◆ TASK INPUT
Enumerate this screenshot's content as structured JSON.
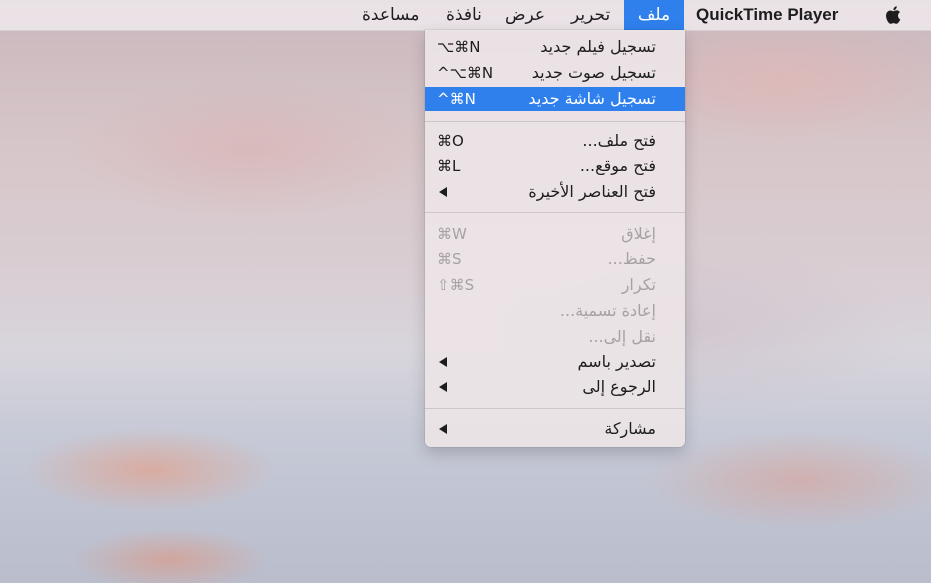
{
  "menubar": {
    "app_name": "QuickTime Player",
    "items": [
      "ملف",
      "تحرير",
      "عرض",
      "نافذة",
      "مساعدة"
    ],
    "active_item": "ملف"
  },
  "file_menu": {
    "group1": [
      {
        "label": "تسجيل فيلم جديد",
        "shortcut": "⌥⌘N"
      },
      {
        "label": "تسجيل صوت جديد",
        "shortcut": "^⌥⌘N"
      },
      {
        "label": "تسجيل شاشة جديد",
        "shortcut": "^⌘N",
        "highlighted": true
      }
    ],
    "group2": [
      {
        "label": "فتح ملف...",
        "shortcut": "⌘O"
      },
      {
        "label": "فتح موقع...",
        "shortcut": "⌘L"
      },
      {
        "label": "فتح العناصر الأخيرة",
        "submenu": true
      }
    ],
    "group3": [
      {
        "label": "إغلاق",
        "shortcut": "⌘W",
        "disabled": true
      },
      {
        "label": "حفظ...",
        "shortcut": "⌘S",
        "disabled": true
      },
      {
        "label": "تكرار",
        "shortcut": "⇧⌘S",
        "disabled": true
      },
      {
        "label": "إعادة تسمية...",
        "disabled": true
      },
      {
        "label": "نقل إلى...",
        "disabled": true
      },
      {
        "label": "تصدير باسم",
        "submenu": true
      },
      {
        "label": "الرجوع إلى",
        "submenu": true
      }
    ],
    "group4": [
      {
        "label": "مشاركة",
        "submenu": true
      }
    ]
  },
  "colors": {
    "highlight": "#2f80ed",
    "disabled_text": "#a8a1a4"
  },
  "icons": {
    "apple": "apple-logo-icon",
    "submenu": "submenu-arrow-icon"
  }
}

◆ EXERCISE DESCRIPTION
What is the number of lines above that hold the string "تسجيل"? Answer with that number alone.

◆ EXERCISE RESPONSE
3